#### DIRECTIONS
Determine how many lines of this material contain "внимание". Give only the number.

#### DATASET RECORDS

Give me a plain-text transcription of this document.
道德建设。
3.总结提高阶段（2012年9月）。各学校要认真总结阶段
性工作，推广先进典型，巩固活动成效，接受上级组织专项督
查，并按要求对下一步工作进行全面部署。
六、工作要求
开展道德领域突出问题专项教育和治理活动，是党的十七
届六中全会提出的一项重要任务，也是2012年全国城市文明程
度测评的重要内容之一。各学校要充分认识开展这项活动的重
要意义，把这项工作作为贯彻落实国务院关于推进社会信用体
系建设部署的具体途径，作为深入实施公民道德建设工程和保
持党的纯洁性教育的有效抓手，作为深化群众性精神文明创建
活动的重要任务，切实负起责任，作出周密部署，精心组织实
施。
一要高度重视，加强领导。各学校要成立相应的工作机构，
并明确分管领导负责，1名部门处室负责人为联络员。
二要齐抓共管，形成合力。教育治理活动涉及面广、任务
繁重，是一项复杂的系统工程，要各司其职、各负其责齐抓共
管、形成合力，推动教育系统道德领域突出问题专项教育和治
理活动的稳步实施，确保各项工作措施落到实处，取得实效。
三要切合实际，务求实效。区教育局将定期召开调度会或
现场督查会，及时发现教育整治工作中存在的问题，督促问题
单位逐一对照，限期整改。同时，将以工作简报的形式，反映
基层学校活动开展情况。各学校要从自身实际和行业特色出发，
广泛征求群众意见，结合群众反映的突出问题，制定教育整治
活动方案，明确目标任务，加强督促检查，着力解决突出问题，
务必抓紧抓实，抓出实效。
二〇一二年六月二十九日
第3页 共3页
...
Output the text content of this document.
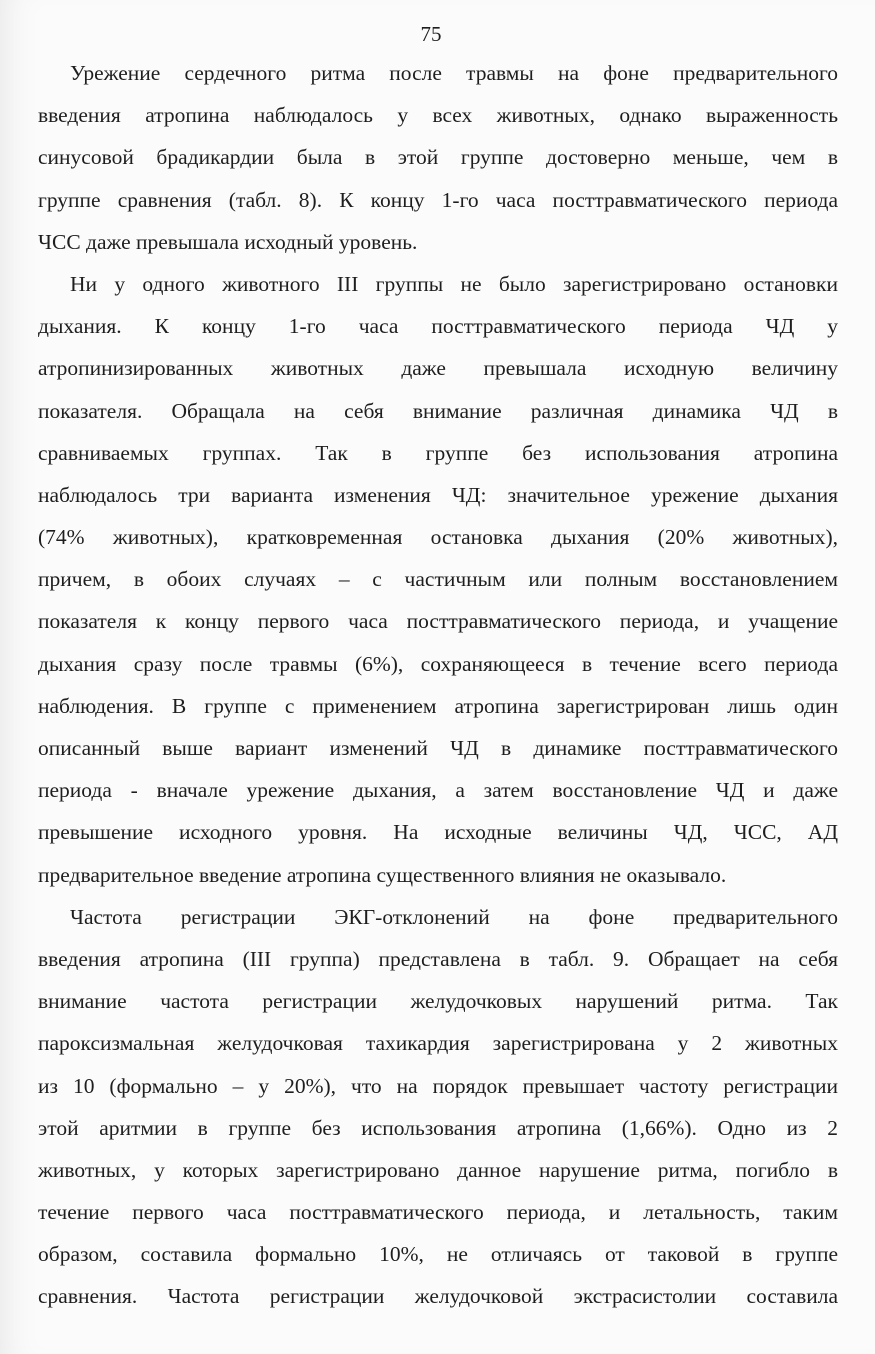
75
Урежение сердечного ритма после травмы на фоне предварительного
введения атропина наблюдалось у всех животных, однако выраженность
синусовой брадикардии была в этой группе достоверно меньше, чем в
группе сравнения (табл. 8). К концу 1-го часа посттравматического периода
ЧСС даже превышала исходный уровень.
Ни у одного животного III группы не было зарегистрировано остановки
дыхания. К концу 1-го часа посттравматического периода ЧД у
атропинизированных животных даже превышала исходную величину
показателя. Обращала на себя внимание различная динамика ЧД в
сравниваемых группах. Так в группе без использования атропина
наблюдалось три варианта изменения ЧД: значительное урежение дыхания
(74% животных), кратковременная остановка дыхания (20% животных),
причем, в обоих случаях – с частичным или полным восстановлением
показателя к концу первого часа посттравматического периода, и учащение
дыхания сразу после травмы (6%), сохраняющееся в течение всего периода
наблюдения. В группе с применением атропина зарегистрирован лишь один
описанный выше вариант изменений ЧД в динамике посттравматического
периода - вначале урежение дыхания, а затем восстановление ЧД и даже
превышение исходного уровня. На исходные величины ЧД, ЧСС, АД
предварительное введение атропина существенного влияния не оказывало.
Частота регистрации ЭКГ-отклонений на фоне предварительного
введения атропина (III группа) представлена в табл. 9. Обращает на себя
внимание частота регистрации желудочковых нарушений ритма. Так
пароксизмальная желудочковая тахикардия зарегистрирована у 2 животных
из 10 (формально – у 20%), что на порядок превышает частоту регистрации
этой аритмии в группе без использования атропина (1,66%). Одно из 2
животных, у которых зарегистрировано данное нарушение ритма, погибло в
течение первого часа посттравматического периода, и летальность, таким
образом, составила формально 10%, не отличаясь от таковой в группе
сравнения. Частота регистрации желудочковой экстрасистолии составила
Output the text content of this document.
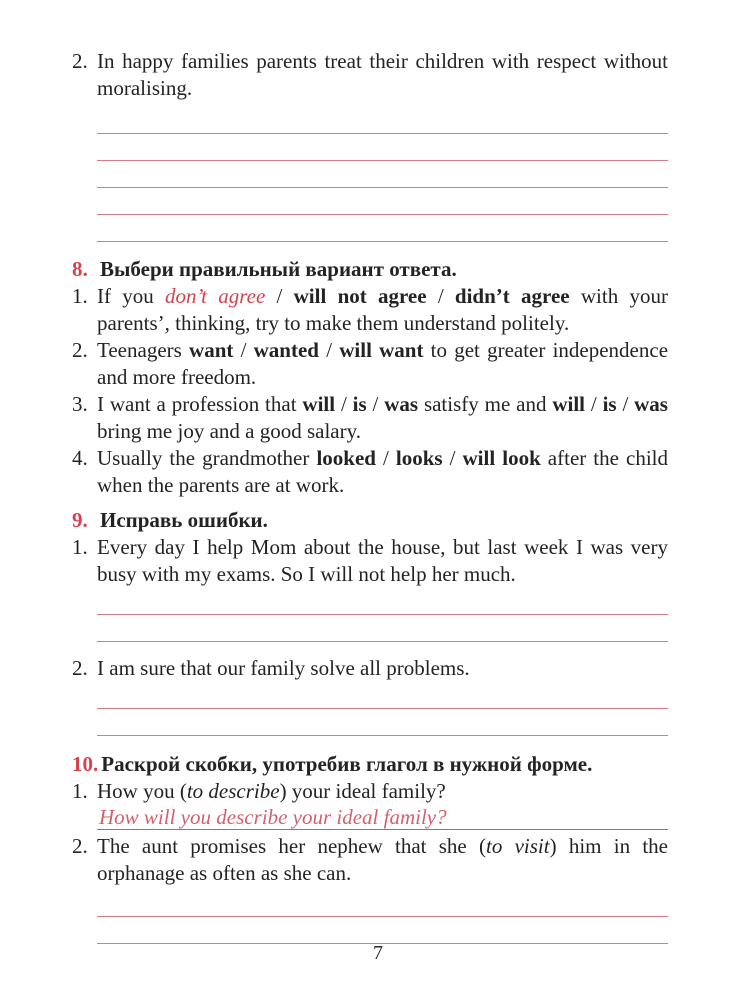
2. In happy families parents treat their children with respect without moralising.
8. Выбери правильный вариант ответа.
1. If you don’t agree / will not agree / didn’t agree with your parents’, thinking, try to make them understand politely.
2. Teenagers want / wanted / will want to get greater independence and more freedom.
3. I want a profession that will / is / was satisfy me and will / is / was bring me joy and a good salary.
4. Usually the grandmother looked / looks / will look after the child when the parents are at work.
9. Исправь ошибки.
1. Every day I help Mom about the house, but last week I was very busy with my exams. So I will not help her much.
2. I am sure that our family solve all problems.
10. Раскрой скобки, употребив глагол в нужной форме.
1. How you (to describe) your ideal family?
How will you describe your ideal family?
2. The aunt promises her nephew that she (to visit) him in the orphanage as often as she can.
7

#### FULL SOLUTION
2